Work to be completed — Provide nothing beyond the count of lines that include the string "JSON".

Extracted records
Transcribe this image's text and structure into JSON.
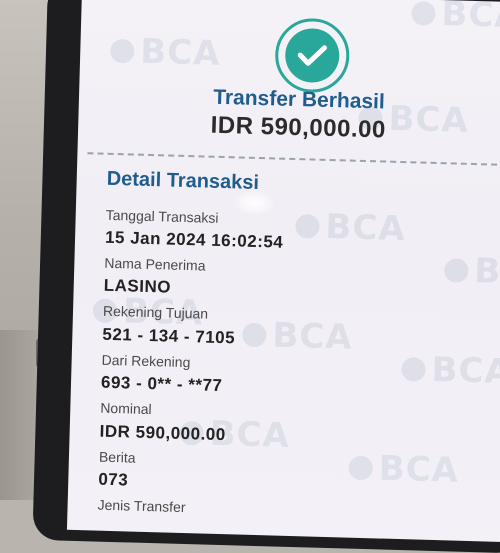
{
  "header": {
    "icon": "check-icon",
    "title": "Transfer Berhasil",
    "amount": "IDR 590,000.00"
  },
  "details": {
    "section_title": "Detail Transaksi",
    "fields": [
      {
        "label": "Tanggal Transaksi",
        "value": "15 Jan 2024 16:02:54"
      },
      {
        "label": "Nama Penerima",
        "value": "LASINO"
      },
      {
        "label": "Rekening Tujuan",
        "value": "521 - 134 - 7105"
      },
      {
        "label": "Dari Rekening",
        "value": "693 - 0** - **77"
      },
      {
        "label": "Nominal",
        "value": "IDR 590,000.00"
      },
      {
        "label": "Berita",
        "value": "073"
      },
      {
        "label": "Jenis Transfer",
        "value": ""
      }
    ]
  },
  "watermark": "BCA",
  "colors": {
    "accent_teal": "#2aa79b",
    "title_blue": "#1f5d8c"
  }
}
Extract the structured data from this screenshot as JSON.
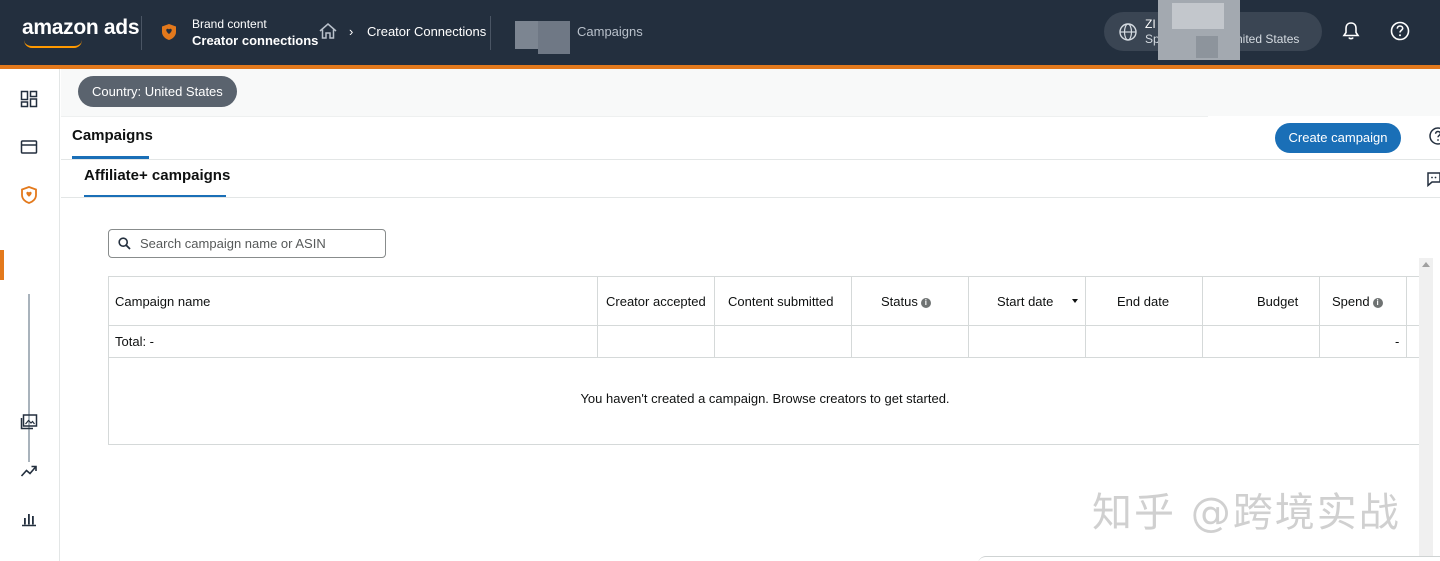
{
  "topbar": {
    "logo": "amazon ads",
    "brand_line1": "Brand content",
    "brand_line2": "Creator connections",
    "breadcrumb_sep": "›",
    "breadcrumb_creator": "Creator Connections",
    "breadcrumb_campaigns": "Campaigns",
    "account_line1": "ZI",
    "account_line2": "Sp",
    "account_country": "nited States"
  },
  "country_filter": "Country: United States",
  "tabs": {
    "campaigns": "Campaigns",
    "affiliate": "Affiliate+ campaigns"
  },
  "create_button": "Create campaign",
  "search": {
    "placeholder": "Search campaign name or ASIN"
  },
  "table": {
    "columns": [
      "Campaign name",
      "Creator accepted",
      "Content submitted",
      "Status",
      "Start date",
      "End date",
      "Budget",
      "Spend"
    ],
    "total_label": "Total: -",
    "total_spend": "-",
    "empty_message": "You haven't created a campaign. Browse creators to get started."
  },
  "info_glyph": "i",
  "watermark": "知乎 @跨境实战",
  "colors": {
    "topbar": "#232f3e",
    "accent": "#e3791c",
    "primary": "#1a6fb7"
  }
}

Written answer — 2